→ **AIM OF THE EXERCISE**: Every line of the material below must be repeated exactly.

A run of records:
*-*-*

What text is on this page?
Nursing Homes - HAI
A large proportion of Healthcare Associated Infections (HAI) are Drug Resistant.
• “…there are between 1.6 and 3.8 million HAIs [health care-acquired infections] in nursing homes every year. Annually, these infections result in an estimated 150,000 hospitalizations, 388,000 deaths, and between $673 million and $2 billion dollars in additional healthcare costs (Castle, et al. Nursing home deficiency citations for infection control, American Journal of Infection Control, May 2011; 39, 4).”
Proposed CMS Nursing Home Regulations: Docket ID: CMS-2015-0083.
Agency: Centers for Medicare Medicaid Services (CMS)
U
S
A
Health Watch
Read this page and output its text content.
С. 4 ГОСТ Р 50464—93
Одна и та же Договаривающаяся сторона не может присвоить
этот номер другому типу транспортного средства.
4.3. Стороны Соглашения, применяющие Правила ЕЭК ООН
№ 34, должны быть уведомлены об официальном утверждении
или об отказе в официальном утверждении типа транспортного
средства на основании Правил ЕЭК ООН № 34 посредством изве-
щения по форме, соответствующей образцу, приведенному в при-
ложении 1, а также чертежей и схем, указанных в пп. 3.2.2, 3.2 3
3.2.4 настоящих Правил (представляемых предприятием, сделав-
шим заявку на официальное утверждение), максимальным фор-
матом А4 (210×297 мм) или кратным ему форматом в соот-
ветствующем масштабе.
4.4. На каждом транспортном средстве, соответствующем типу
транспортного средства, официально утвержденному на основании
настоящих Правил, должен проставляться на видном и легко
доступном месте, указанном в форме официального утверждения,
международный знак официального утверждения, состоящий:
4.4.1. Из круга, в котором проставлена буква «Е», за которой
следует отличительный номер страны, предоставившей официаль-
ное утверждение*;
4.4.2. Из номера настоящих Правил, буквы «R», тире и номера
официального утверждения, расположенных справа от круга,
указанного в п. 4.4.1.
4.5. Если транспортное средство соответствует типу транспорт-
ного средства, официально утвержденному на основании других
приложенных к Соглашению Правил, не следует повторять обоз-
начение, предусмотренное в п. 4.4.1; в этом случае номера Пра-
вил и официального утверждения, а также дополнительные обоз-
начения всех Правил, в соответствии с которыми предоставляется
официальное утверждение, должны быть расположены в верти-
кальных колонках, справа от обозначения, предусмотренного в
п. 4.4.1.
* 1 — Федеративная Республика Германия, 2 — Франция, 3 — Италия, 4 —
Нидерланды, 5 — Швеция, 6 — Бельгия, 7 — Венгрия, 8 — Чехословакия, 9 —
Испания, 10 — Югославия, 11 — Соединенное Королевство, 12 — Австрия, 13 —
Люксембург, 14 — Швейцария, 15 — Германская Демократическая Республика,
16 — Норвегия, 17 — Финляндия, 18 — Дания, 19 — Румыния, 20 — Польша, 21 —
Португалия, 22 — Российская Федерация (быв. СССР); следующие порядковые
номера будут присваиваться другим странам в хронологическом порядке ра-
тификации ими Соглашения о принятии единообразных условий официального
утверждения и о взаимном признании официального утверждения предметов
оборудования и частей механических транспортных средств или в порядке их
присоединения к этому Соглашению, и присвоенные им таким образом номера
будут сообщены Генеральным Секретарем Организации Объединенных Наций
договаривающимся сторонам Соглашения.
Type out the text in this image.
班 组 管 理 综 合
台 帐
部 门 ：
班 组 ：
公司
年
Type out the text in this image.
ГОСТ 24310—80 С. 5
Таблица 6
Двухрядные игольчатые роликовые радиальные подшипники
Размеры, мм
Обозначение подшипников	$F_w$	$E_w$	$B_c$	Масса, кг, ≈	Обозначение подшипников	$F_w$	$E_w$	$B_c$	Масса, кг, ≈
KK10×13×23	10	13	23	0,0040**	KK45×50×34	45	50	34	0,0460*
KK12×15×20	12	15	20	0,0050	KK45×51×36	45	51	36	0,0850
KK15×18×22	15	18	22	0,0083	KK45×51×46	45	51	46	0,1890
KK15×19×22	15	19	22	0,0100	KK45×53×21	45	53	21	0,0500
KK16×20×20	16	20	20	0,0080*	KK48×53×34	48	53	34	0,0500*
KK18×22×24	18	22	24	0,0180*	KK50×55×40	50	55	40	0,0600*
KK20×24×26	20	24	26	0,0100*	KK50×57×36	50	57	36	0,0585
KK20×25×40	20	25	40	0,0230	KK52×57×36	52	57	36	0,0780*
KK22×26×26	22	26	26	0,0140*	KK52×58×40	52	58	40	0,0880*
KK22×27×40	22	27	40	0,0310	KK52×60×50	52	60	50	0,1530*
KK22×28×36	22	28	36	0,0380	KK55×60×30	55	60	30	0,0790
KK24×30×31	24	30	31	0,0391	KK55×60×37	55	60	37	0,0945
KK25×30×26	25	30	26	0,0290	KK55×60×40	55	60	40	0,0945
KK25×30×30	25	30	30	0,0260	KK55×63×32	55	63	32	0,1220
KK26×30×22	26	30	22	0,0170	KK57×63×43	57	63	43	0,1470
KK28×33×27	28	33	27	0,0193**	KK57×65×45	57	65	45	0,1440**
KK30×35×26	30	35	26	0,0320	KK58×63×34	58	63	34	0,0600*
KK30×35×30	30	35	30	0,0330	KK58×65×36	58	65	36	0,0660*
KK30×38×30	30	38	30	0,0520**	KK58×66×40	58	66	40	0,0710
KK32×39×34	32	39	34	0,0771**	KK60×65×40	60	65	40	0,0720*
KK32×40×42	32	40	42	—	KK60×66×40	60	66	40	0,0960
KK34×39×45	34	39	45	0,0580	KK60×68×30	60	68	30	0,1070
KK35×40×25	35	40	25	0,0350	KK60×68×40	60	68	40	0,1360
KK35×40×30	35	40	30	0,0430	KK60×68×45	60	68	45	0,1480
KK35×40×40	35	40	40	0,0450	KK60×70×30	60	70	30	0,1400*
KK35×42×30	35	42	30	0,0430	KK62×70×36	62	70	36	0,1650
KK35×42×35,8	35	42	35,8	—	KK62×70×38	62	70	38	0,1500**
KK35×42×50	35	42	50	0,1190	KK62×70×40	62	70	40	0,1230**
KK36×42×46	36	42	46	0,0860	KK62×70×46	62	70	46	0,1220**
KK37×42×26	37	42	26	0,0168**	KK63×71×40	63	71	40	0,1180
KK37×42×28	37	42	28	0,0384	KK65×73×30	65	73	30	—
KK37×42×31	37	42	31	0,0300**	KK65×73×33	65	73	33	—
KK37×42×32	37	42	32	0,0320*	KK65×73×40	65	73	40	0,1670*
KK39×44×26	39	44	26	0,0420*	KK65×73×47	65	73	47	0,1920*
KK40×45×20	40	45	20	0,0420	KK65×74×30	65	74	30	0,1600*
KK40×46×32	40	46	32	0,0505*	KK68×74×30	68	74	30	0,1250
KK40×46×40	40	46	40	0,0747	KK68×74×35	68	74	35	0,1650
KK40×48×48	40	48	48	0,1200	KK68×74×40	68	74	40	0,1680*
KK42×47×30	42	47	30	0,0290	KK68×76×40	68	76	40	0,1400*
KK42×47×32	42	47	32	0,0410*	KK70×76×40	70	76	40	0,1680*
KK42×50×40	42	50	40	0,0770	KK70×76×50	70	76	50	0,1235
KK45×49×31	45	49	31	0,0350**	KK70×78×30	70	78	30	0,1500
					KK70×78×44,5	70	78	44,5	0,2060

*-*-*

→ **FINISHED TASK**:
What text is on this page?
Nursing Homes - HAI
A large proportion of Healthcare Associated Infections (HAI) are Drug Resistant.
• “…there are between 1.6 and 3.8 million HAIs [health care-acquired infections] in nursing homes every year. Annually, these infections result in an estimated 150,000 hospitalizations, 388,000 deaths, and between $673 million and $2 billion dollars in additional healthcare costs (Castle, et al. Nursing home deficiency citations for infection control, American Journal of Infection Control, May 2011; 39, 4).”
Proposed CMS Nursing Home Regulations: Docket ID: CMS-2015-0083.
Agency: Centers for Medicare Medicaid Services (CMS)
U
S
A
Health Watch
Read this page and output its text content.
С. 4 ГОСТ Р 50464—93
Одна и та же Договаривающаяся сторона не может присвоить
этот номер другому типу транспортного средства.
4.3. Стороны Соглашения, применяющие Правила ЕЭК ООН
№ 34, должны быть уведомлены об официальном утверждении
или об отказе в официальном утверждении типа транспортного
средства на основании Правил ЕЭК ООН № 34 посредством изве-
щения по форме, соответствующей образцу, приведенному в при-
ложении 1, а также чертежей и схем, указанных в пп. 3.2.2, 3.2 3
3.2.4 настоящих Правил (представляемых предприятием, сделав-
шим заявку на официальное утверждение), максимальным фор-
матом А4 (210×297 мм) или кратным ему форматом в соот-
ветствующем масштабе.
4.4. На каждом транспортном средстве, соответствующем типу
транспортного средства, официально утвержденному на основании
настоящих Правил, должен проставляться на видном и легко
доступном месте, указанном в форме официального утверждения,
международный знак официального утверждения, состоящий:
4.4.1. Из круга, в котором проставлена буква «Е», за которой
следует отличительный номер страны, предоставившей официаль-
ное утверждение*;
4.4.2. Из номера настоящих Правил, буквы «R», тире и номера
официального утверждения, расположенных справа от круга,
указанного в п. 4.4.1.
4.5. Если транспортное средство соответствует типу транспорт-
ного средства, официально утвержденному на основании других
приложенных к Соглашению Правил, не следует повторять обоз-
начение, предусмотренное в п. 4.4.1; в этом случае номера Пра-
вил и официального утверждения, а также дополнительные обоз-
начения всех Правил, в соответствии с которыми предоставляется
официальное утверждение, должны быть расположены в верти-
кальных колонках, справа от обозначения, предусмотренного в
п. 4.4.1.
* 1 — Федеративная Республика Германия, 2 — Франция, 3 — Италия, 4 —
Нидерланды, 5 — Швеция, 6 — Бельгия, 7 — Венгрия, 8 — Чехословакия, 9 —
Испания, 10 — Югославия, 11 — Соединенное Королевство, 12 — Австрия, 13 —
Люксембург, 14 — Швейцария, 15 — Германская Демократическая Республика,
16 — Норвегия, 17 — Финляндия, 18 — Дания, 19 — Румыния, 20 — Польша, 21 —
Португалия, 22 — Российская Федерация (быв. СССР); следующие порядковые
номера будут присваиваться другим странам в хронологическом порядке ра-
тификации ими Соглашения о принятии единообразных условий официального
утверждения и о взаимном признании официального утверждения предметов
оборудования и частей механических транспортных средств или в порядке их
присоединения к этому Соглашению, и присвоенные им таким образом номера
будут сообщены Генеральным Секретарем Организации Объединенных Наций
договаривающимся сторонам Соглашения.
Type out the text in this image.
班 组 管 理 综 合
台 帐
部 门 ：
班 组 ：
公司
年
Type out the text in this image.
ГОСТ 24310—80 С. 5
Таблица 6
Двухрядные игольчатые роликовые радиальные подшипники
Размеры, мм
Обозначение подшипников	$F_w$	$E_w$	$B_c$	Масса, кг, ≈	Обозначение подшипников	$F_w$	$E_w$	$B_c$	Масса, кг, ≈
KK10×13×23	10	13	23	0,0040**	KK45×50×34	45	50	34	0,0460*
KK12×15×20	12	15	20	0,0050	KK45×51×36	45	51	36	0,0850
KK15×18×22	15	18	22	0,0083	KK45×51×46	45	51	46	0,1890
KK15×19×22	15	19	22	0,0100	KK45×53×21	45	53	21	0,0500
KK16×20×20	16	20	20	0,0080*	KK48×53×34	48	53	34	0,0500*
KK18×22×24	18	22	24	0,0180*	KK50×55×40	50	55	40	0,0600*
KK20×24×26	20	24	26	0,0100*	KK50×57×36	50	57	36	0,0585
KK20×25×40	20	25	40	0,0230	KK52×57×36	52	57	36	0,0780*
KK22×26×26	22	26	26	0,0140*	KK52×58×40	52	58	40	0,0880*
KK22×27×40	22	27	40	0,0310	KK52×60×50	52	60	50	0,1530*
KK22×28×36	22	28	36	0,0380	KK55×60×30	55	60	30	0,0790
KK24×30×31	24	30	31	0,0391	KK55×60×37	55	60	37	0,0945
KK25×30×26	25	30	26	0,0290	KK55×60×40	55	60	40	0,0945
KK25×30×30	25	30	30	0,0260	KK55×63×32	55	63	32	0,1220
KK26×30×22	26	30	22	0,0170	KK57×63×43	57	63	43	0,1470
KK28×33×27	28	33	27	0,0193**	KK57×65×45	57	65	45	0,1440**
KK30×35×26	30	35	26	0,0320	KK58×63×34	58	63	34	0,0600*
KK30×35×30	30	35	30	0,0330	KK58×65×36	58	65	36	0,0660*
KK30×38×30	30	38	30	0,0520**	KK58×66×40	58	66	40	0,0710
KK32×39×34	32	39	34	0,0771**	KK60×65×40	60	65	40	0,0720*
KK32×40×42	32	40	42	—	KK60×66×40	60	66	40	0,0960
KK34×39×45	34	39	45	0,0580	KK60×68×30	60	68	30	0,1070
KK35×40×25	35	40	25	0,0350	KK60×68×40	60	68	40	0,1360
KK35×40×30	35	40	30	0,0430	KK60×68×45	60	68	45	0,1480
KK35×40×40	35	40	40	0,0450	KK60×70×30	60	70	30	0,1400*
KK35×42×30	35	42	30	0,0430	KK62×70×36	62	70	36	0,1650
KK35×42×35,8	35	42	35,8	—	KK62×70×38	62	70	38	0,1500**
KK35×42×50	35	42	50	0,1190	KK62×70×40	62	70	40	0,1230**
KK36×42×46	36	42	46	0,0860	KK62×70×46	62	70	46	0,1220**
KK37×42×26	37	42	26	0,0168**	KK63×71×40	63	71	40	0,1180
KK37×42×28	37	42	28	0,0384	KK65×73×30	65	73	30	—
KK37×42×31	37	42	31	0,0300**	KK65×73×33	65	73	33	—
KK37×42×32	37	42	32	0,0320*	KK65×73×40	65	73	40	0,1670*
KK39×44×26	39	44	26	0,0420*	KK65×73×47	65	73	47	0,1920*
KK40×45×20	40	45	20	0,0420	KK65×74×30	65	74	30	0,1600*
KK40×46×32	40	46	32	0,0505*	KK68×74×30	68	74	30	0,1250
KK40×46×40	40	46	40	0,0747	KK68×74×35	68	74	35	0,1650
KK40×48×48	40	48	48	0,1200	KK68×74×40	68	74	40	0,1680*
KK42×47×30	42	47	30	0,0290	KK68×76×40	68	76	40	0,1400*
KK42×47×32	42	47	32	0,0410*	KK70×76×40	70	76	40	0,1680*
KK42×50×40	42	50	40	0,0770	KK70×76×50	70	76	50	0,1235
KK45×49×31	45	49	31	0,0350**	KK70×78×30	70	78	30	0,1500
					KK70×78×44,5	70	78	44,5	0,2060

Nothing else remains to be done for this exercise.